## Instructions to follow
Express the lines from the one containing "624, 467, 642]" through the one containing "1043, 1200, 1073]", both included, as a JSON list of strings with one string per line. Leave out any blank lines.

Annotated region listings:

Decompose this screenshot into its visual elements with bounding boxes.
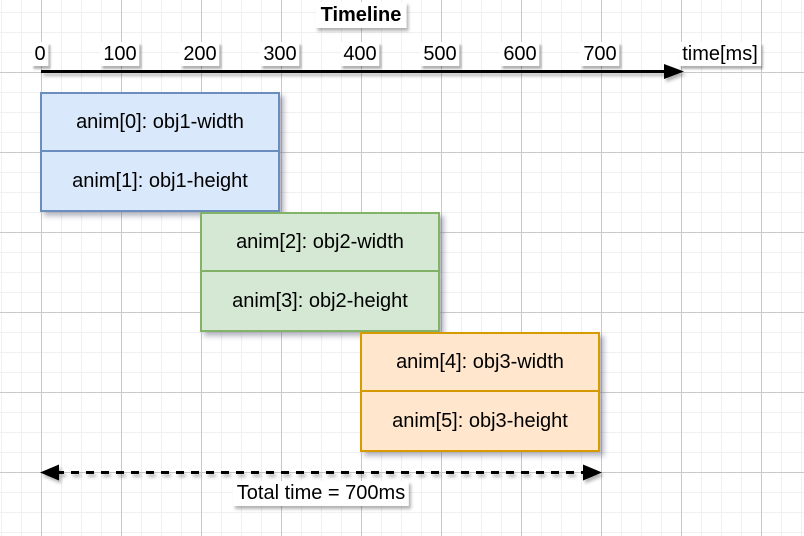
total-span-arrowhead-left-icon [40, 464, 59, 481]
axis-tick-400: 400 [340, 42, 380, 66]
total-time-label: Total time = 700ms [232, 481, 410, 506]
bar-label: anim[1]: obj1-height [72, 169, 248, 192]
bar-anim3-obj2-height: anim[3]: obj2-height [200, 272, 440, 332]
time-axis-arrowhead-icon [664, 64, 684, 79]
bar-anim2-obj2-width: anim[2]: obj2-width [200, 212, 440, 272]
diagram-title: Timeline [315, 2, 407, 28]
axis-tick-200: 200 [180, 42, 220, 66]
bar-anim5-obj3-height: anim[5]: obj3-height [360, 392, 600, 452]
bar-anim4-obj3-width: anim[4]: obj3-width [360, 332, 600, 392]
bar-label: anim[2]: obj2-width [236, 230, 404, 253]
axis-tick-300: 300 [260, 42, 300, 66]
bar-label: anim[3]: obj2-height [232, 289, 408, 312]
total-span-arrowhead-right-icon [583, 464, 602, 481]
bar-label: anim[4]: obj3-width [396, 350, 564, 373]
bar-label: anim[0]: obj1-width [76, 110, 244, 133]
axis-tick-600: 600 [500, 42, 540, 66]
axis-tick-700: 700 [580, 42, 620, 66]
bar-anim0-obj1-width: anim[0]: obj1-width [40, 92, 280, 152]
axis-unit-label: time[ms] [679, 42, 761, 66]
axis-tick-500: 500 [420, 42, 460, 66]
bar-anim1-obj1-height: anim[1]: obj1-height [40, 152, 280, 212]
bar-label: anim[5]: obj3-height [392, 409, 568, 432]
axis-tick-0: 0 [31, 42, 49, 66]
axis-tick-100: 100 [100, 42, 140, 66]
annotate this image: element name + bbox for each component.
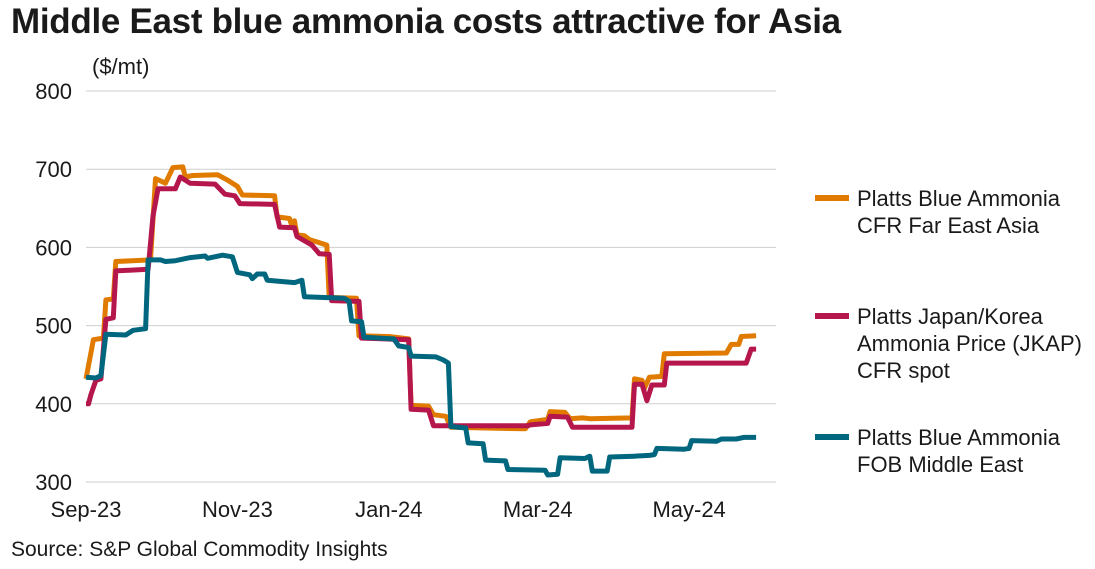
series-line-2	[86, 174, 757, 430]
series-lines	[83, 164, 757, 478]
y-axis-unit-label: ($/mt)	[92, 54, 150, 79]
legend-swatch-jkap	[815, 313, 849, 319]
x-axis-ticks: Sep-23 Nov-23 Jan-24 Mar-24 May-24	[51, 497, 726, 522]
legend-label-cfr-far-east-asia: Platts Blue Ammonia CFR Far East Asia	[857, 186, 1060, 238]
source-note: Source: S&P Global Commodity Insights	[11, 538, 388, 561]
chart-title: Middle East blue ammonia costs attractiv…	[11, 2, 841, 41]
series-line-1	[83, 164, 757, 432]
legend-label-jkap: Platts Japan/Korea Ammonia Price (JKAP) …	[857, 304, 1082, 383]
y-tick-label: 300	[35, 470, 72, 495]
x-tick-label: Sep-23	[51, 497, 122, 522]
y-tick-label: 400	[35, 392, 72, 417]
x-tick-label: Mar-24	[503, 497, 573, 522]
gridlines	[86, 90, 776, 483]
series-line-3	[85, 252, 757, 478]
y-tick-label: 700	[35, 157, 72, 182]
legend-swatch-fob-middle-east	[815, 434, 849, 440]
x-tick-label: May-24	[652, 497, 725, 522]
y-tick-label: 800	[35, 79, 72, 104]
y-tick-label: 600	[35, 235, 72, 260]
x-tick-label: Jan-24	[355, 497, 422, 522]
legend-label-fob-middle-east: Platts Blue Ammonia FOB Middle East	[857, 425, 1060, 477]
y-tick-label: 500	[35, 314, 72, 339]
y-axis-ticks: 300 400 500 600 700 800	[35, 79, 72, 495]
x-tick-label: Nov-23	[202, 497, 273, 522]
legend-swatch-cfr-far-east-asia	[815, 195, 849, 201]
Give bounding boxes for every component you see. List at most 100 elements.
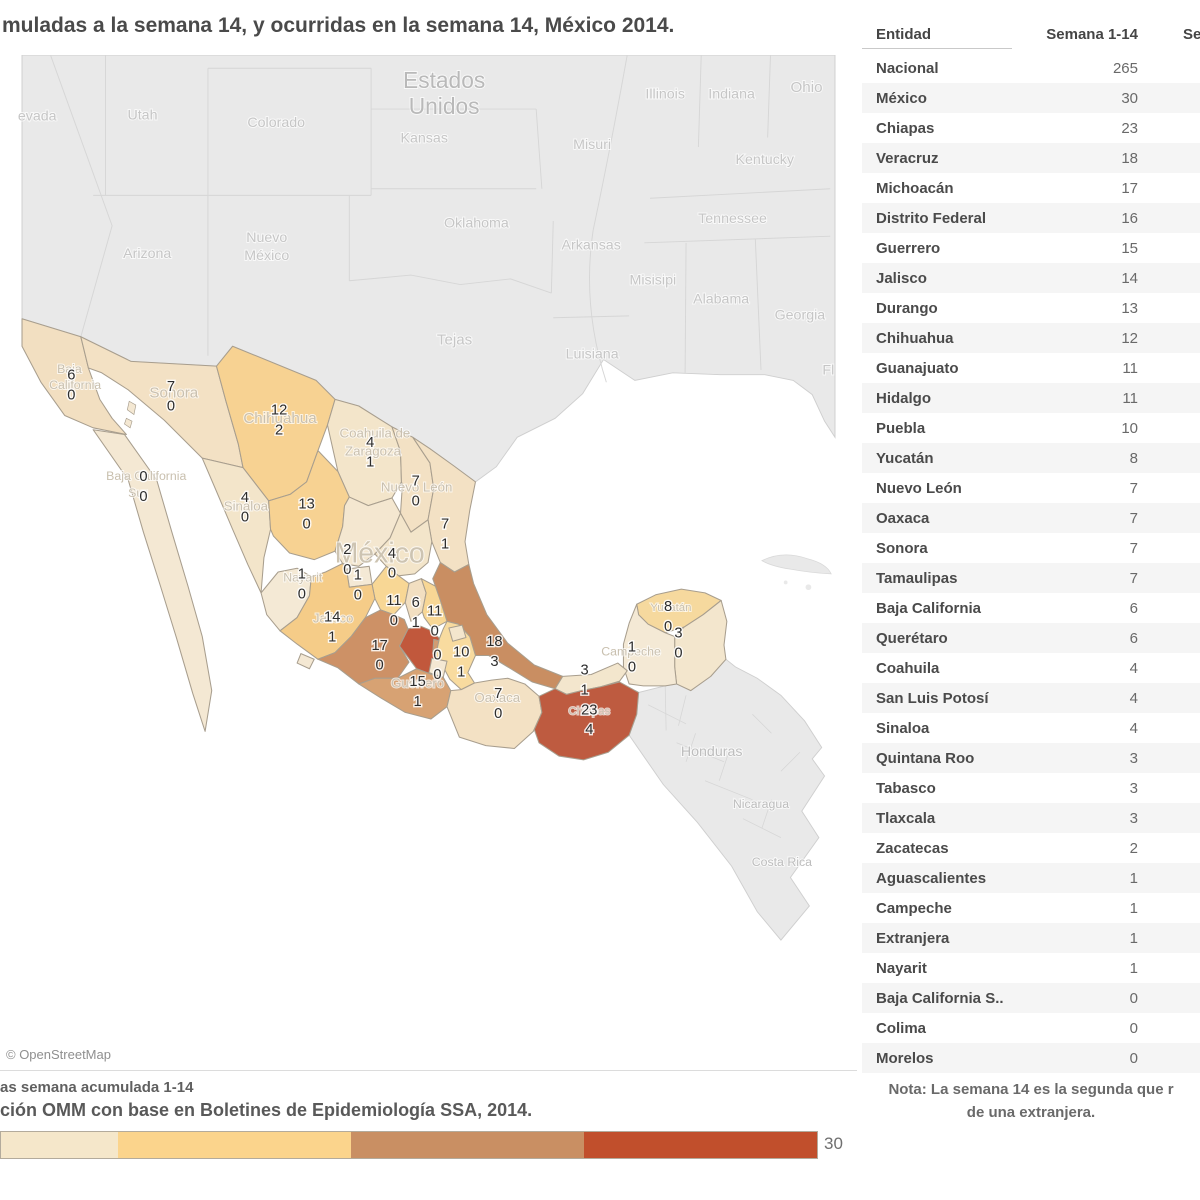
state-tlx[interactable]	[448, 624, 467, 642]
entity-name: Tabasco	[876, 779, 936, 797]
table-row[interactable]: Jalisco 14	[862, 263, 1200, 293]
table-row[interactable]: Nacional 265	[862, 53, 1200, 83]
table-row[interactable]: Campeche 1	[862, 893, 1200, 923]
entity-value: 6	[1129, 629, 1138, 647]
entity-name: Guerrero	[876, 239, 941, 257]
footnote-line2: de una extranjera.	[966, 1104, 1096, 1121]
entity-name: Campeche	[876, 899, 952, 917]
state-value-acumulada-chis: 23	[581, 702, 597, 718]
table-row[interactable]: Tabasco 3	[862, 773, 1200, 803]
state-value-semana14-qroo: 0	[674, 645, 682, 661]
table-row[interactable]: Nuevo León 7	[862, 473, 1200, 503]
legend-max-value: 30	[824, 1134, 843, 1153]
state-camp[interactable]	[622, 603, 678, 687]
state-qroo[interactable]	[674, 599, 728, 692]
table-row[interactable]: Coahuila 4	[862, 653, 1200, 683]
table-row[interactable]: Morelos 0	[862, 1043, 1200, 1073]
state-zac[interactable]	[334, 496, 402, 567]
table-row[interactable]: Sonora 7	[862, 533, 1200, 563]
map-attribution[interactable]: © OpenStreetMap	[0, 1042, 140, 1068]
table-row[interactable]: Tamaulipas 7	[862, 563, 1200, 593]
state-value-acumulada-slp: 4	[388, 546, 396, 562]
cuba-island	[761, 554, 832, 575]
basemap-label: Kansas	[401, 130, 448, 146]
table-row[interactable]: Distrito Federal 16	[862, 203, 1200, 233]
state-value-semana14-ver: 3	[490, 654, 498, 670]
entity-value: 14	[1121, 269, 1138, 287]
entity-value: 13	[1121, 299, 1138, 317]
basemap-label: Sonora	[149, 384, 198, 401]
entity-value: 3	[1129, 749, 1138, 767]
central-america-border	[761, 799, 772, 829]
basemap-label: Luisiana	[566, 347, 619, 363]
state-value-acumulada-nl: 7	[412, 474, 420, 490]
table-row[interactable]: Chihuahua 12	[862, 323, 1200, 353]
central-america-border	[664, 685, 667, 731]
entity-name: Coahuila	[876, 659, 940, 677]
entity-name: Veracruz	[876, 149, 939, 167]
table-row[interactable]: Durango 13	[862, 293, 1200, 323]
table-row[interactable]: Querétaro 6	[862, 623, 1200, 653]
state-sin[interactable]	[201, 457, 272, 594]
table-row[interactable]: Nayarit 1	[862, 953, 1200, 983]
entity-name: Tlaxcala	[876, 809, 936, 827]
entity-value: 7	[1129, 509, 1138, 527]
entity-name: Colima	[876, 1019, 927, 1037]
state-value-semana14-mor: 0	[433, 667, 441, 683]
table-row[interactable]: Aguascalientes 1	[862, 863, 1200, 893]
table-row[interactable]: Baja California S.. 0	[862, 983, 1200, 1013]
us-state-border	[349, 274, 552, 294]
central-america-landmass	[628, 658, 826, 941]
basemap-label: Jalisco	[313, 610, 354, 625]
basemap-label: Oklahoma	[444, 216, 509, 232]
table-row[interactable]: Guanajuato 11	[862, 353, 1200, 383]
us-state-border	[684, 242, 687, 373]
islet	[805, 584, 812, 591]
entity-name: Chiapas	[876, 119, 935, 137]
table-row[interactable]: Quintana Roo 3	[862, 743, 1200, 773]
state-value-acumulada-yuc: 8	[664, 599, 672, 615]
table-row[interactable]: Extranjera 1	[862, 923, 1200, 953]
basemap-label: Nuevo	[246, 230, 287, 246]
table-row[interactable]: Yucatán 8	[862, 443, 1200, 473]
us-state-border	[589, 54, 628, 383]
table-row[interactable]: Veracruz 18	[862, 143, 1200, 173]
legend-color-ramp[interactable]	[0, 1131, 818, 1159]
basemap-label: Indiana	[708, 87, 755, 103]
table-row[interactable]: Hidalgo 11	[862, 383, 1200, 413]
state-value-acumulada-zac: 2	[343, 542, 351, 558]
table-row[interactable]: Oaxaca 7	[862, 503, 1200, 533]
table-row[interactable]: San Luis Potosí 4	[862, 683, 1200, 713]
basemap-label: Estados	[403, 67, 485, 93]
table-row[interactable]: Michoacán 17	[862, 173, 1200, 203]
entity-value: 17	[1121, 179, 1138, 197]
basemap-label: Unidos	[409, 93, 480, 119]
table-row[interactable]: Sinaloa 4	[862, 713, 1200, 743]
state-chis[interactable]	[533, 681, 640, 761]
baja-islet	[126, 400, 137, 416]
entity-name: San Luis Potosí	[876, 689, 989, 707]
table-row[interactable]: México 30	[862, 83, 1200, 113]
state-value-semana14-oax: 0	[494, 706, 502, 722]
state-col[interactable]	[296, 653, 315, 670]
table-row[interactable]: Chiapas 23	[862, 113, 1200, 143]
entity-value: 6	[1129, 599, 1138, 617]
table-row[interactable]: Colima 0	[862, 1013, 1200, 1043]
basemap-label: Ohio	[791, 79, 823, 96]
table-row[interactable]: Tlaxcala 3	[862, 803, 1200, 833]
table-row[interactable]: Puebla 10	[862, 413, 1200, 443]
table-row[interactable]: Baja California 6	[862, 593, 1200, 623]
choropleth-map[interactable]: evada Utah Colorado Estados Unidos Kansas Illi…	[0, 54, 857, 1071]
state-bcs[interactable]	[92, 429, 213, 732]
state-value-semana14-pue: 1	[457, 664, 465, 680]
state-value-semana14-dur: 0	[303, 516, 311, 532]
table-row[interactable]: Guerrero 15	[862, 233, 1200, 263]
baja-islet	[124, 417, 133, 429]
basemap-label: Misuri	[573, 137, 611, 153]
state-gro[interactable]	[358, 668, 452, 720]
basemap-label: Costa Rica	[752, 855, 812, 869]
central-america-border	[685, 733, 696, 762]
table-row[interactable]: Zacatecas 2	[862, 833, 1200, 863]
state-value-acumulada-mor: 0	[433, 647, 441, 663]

* * *

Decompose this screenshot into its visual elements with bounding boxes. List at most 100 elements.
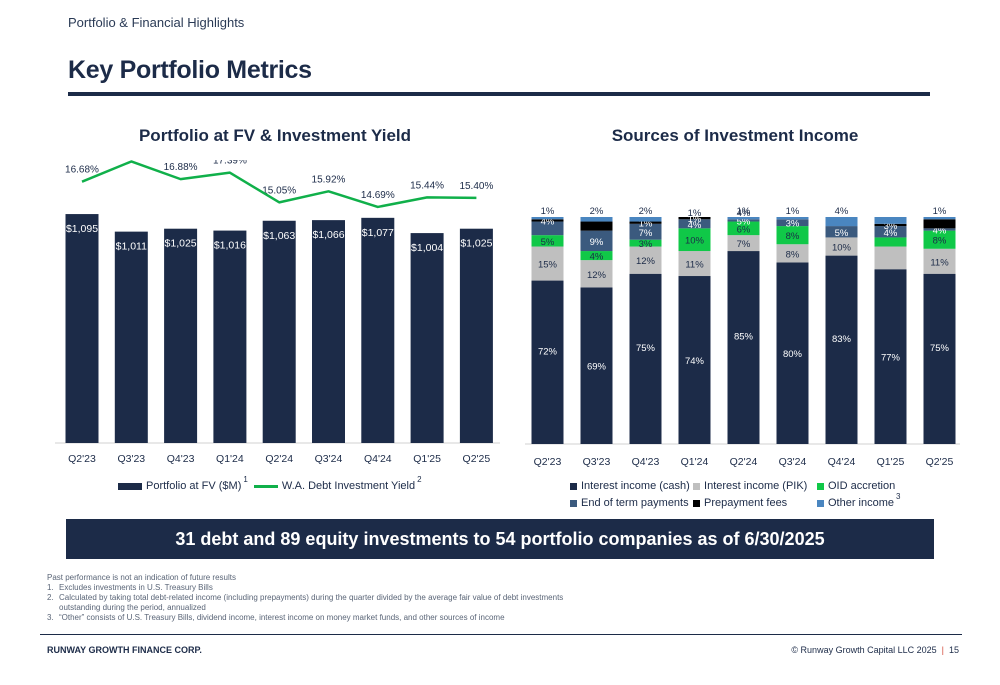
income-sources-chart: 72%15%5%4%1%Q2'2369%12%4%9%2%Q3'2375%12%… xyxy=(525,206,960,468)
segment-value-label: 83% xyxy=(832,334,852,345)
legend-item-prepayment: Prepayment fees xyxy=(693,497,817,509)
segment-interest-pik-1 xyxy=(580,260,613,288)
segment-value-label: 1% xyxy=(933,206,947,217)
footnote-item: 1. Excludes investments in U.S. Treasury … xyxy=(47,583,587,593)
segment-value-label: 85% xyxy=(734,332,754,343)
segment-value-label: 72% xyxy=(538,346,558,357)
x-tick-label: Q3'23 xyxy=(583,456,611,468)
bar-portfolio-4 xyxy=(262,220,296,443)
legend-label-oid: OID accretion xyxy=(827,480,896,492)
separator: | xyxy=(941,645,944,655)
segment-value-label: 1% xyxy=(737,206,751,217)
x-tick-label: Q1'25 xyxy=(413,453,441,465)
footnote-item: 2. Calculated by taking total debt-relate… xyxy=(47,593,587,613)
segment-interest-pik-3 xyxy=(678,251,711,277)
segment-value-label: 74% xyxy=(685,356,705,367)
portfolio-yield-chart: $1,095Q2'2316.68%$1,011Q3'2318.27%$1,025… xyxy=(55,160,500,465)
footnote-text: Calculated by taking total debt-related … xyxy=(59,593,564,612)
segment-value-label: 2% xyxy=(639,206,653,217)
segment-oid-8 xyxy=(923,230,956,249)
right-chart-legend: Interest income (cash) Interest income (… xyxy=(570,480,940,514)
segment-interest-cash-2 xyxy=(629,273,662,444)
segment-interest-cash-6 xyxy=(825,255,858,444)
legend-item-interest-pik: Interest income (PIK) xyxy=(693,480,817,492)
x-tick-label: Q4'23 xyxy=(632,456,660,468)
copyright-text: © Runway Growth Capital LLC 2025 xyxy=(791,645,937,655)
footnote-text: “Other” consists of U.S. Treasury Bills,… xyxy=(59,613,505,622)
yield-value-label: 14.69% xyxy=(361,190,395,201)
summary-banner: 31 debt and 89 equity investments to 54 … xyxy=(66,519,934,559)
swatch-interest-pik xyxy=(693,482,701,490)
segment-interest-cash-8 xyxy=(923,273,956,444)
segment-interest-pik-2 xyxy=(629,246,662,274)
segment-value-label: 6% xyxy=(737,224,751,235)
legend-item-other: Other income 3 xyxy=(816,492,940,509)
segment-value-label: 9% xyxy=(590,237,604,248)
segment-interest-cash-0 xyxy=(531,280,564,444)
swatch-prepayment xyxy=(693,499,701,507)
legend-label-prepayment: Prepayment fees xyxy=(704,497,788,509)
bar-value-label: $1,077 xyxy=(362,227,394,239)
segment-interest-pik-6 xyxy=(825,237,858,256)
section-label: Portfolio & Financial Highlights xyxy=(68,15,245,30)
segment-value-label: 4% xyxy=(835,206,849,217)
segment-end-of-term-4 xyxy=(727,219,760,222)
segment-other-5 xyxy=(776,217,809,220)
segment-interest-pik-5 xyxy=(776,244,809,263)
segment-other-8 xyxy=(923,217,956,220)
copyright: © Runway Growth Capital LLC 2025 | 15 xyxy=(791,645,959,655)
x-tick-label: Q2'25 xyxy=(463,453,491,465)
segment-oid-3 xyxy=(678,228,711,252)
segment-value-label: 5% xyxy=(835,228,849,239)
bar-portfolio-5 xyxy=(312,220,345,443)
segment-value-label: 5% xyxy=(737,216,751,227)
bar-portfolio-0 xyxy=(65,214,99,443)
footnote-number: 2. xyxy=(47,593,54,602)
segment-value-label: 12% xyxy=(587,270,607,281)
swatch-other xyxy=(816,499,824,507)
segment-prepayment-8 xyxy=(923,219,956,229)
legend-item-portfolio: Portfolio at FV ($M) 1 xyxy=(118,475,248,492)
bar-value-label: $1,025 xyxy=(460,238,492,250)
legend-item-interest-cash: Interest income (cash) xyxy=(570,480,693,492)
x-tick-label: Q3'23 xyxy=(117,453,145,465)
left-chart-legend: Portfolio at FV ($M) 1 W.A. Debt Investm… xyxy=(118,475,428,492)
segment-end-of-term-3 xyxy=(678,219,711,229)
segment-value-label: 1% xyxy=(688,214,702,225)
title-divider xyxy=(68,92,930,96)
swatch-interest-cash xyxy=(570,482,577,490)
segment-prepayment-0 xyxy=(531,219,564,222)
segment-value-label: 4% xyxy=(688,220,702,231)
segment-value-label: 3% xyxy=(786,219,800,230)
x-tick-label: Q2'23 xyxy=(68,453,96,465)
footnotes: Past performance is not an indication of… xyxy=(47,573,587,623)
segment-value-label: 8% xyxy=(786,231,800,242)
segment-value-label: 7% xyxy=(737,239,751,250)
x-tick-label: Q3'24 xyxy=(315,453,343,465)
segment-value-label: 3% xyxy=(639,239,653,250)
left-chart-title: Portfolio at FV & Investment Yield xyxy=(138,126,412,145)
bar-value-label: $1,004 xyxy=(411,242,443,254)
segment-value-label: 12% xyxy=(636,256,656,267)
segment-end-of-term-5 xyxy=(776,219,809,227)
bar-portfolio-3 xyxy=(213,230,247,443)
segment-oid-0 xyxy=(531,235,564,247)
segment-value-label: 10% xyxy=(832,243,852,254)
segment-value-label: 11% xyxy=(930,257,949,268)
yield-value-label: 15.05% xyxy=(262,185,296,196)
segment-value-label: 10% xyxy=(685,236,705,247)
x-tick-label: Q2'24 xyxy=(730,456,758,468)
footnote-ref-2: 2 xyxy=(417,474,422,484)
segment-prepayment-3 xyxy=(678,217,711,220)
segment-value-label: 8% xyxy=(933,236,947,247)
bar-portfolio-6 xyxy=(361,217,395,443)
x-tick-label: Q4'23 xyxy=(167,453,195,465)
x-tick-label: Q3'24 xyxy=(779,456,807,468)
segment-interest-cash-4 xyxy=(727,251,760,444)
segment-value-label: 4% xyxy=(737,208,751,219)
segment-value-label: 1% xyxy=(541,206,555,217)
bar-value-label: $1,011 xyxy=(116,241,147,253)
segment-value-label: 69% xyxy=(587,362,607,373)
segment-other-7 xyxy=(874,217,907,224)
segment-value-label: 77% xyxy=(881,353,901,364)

## Right answer
[
  "state-tlx[interactable]\t[448, 624, 467, 642]",
  "entity-name: Tabasco\t[876, 779, 936, 797]",
  "table-row[interactable]: Jalisco 14\t[862, 263, 1200, 293]",
  "table-row[interactable]: Nacional 265\t[862, 53, 1200, 83]",
  "table-row[interactable]: Campeche 1\t[862, 893, 1200, 923]",
  "entity-value: 6\t[1129, 629, 1138, 647]",
  "entity-name: Guerrero\t[876, 239, 941, 257]",
  "footnote-line2: de una extranjera.\t[966, 1104, 1096, 1121]",
  "entity-name: Campeche\t[876, 899, 952, 917]",
  "state-value-acumulada-chis: 23\t[581, 702, 597, 718]",
  "table-row[interactable]: Tabasco 3\t[862, 773, 1200, 803]",
  "state-value-semana14-qroo: 0\t[674, 645, 682, 661]",
  "table-row[interactable]: Nuevo León 7\t[862, 473, 1200, 503]",
  "legend-max-value: 30\t[824, 1134, 843, 1153]",
  "state-camp[interactable]\t[622, 603, 678, 687]",
  "state-qroo[interactable]\t[674, 599, 728, 692]",
  "table-row[interactable]: Coahuila 4\t[862, 653, 1200, 683]",
  "table-row[interactable]: Morelos 0\t[862, 1043, 1200, 1073]"
]